• DOCUMENT SECTION:
0

I'm using pydocumentdb to upload some processed data to CosmosDB as a Document on Azure Cloud with a Python script. The files are coming from the same source. The ingestion works well with some files, but gives the next error for the files that are greater than 1000 KB:

 pydocumentdb.errors.HTTPFailure: Status code: 413
 "code":"RequestEntityTooLarge","message":"Message: {\"Errors\":[\"Request 
 size is too large\"]

I'm using SQL API and this is how I create the document inside a Collection:

client = document_client.DocumentClient(uri, {'masterKey': cosmos_key})
... I get the Db link and Collection link ...
Client.CreateDocument(collection_link, data)

How can I solve this error?

• DATA EXCERPT:
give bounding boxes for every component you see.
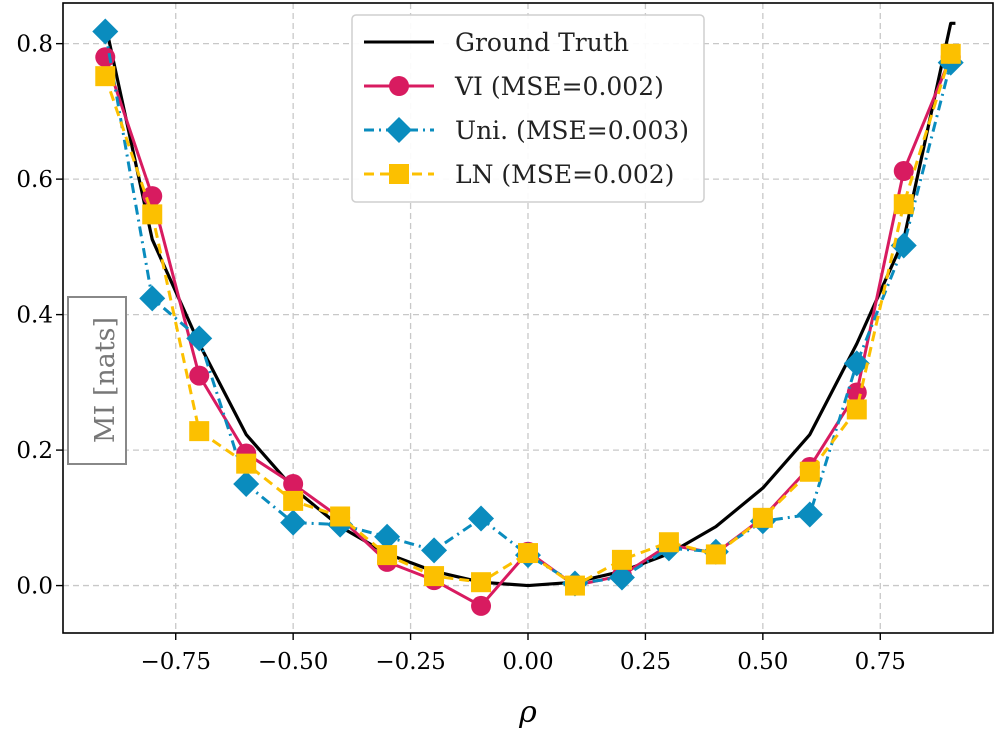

• REQUIREMENT: Transcribe the stretch of the CosmosDB upload post from "I'm using pydocumentdb" through "Client.CreateDocument(collection_link, data)".

• TASK RESPONSE:
I'm using pydocumentdb to upload some processed data to CosmosDB as a Document on Azure Cloud with a Python script. The files are coming from the same source. The ingestion works well with some files, but gives the next error for the files that are greater than 1000 KB:

 pydocumentdb.errors.HTTPFailure: Status code: 413
 "code":"RequestEntityTooLarge","message":"Message: {\"Errors\":[\"Request 
 size is too large\"]

I'm using SQL API and this is how I create the document inside a Collection:

client = document_client.DocumentClient(uri, {'masterKey': cosmos_key})
... I get the Db link and Collection link ...
Client.CreateDocument(collection_link, data)